▶ _Stored records_
━━━━
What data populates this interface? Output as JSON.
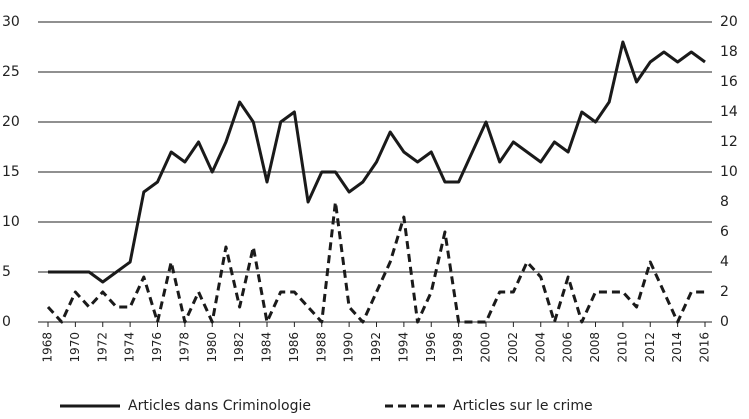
{
  "chart_data": {
    "type": "line",
    "x": [
      1968,
      1969,
      1970,
      1971,
      1972,
      1973,
      1974,
      1975,
      1976,
      1977,
      1978,
      1979,
      1980,
      1981,
      1982,
      1983,
      1984,
      1985,
      1986,
      1987,
      1988,
      1989,
      1990,
      1991,
      1992,
      1993,
      1994,
      1995,
      1996,
      1997,
      1998,
      1999,
      2000,
      2001,
      2002,
      2003,
      2004,
      2005,
      2006,
      2007,
      2008,
      2009,
      2010,
      2011,
      2012,
      2013,
      2014,
      2015,
      2016
    ],
    "xlim": [
      1968,
      2016
    ],
    "xticks": [
      1968,
      1970,
      1972,
      1974,
      1976,
      1978,
      1980,
      1982,
      1984,
      1986,
      1988,
      1990,
      1992,
      1994,
      1996,
      1998,
      2000,
      2002,
      2004,
      2006,
      2008,
      2010,
      2012,
      2014,
      2016
    ],
    "ylim": [
      0,
      30
    ],
    "yticks": [
      0,
      5,
      10,
      15,
      20,
      25,
      30
    ],
    "y2lim": [
      0,
      20
    ],
    "y2ticks": [
      0,
      2,
      4,
      6,
      8,
      10,
      12,
      14,
      16,
      18,
      20
    ],
    "grid": true,
    "legend": "bottom",
    "series": [
      {
        "name": "Articles dans Criminologie",
        "color": "#1a1a1a",
        "line_style": "solid",
        "values": [
          5,
          5,
          5,
          5,
          4,
          5,
          6,
          13,
          14,
          17,
          16,
          18,
          15,
          18,
          22,
          20,
          14,
          20,
          21,
          12,
          15,
          15,
          13,
          14,
          16,
          19,
          17,
          16,
          17,
          14,
          14,
          17,
          20,
          16,
          18,
          17,
          16,
          18,
          17,
          21,
          20,
          22,
          28,
          24,
          26,
          27,
          26,
          27,
          26
        ]
      },
      {
        "name": "Articles sur le crime",
        "color": "#1a1a1a",
        "line_style": "dashed",
        "axis": "y2",
        "values": [
          1,
          0,
          2,
          1,
          2,
          1,
          1,
          3,
          0,
          4,
          0,
          2,
          0,
          5,
          1,
          5,
          0,
          2,
          2,
          1,
          0,
          8,
          1,
          0,
          2,
          4,
          7,
          0,
          2,
          6,
          0,
          0,
          0,
          2,
          2,
          4,
          3,
          0,
          3,
          0,
          2,
          2,
          2,
          1,
          4,
          2,
          0,
          2,
          2
        ]
      }
    ]
  }
}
━━━━
▶ _Task instructions_
Your copy of the data should match it exactly, except that pictures are left out.

▶ _Exercise solution_
What data populates this interface? Output as JSON.
{
  "chart_data": {
    "type": "line",
    "x": [
      1968,
      1969,
      1970,
      1971,
      1972,
      1973,
      1974,
      1975,
      1976,
      1977,
      1978,
      1979,
      1980,
      1981,
      1982,
      1983,
      1984,
      1985,
      1986,
      1987,
      1988,
      1989,
      1990,
      1991,
      1992,
      1993,
      1994,
      1995,
      1996,
      1997,
      1998,
      1999,
      2000,
      2001,
      2002,
      2003,
      2004,
      2005,
      2006,
      2007,
      2008,
      2009,
      2010,
      2011,
      2012,
      2013,
      2014,
      2015,
      2016
    ],
    "xlim": [
      1968,
      2016
    ],
    "xticks": [
      1968,
      1970,
      1972,
      1974,
      1976,
      1978,
      1980,
      1982,
      1984,
      1986,
      1988,
      1990,
      1992,
      1994,
      1996,
      1998,
      2000,
      2002,
      2004,
      2006,
      2008,
      2010,
      2012,
      2014,
      2016
    ],
    "ylim": [
      0,
      30
    ],
    "yticks": [
      0,
      5,
      10,
      15,
      20,
      25,
      30
    ],
    "y2lim": [
      0,
      20
    ],
    "y2ticks": [
      0,
      2,
      4,
      6,
      8,
      10,
      12,
      14,
      16,
      18,
      20
    ],
    "grid": true,
    "legend": "bottom",
    "series": [
      {
        "name": "Articles dans Criminologie",
        "color": "#1a1a1a",
        "line_style": "solid",
        "values": [
          5,
          5,
          5,
          5,
          4,
          5,
          6,
          13,
          14,
          17,
          16,
          18,
          15,
          18,
          22,
          20,
          14,
          20,
          21,
          12,
          15,
          15,
          13,
          14,
          16,
          19,
          17,
          16,
          17,
          14,
          14,
          17,
          20,
          16,
          18,
          17,
          16,
          18,
          17,
          21,
          20,
          22,
          28,
          24,
          26,
          27,
          26,
          27,
          26
        ]
      },
      {
        "name": "Articles sur le crime",
        "color": "#1a1a1a",
        "line_style": "dashed",
        "axis": "y2",
        "values": [
          1,
          0,
          2,
          1,
          2,
          1,
          1,
          3,
          0,
          4,
          0,
          2,
          0,
          5,
          1,
          5,
          0,
          2,
          2,
          1,
          0,
          8,
          1,
          0,
          2,
          4,
          7,
          0,
          2,
          6,
          0,
          0,
          0,
          2,
          2,
          4,
          3,
          0,
          3,
          0,
          2,
          2,
          2,
          1,
          4,
          2,
          0,
          2,
          2
        ]
      }
    ]
  }
}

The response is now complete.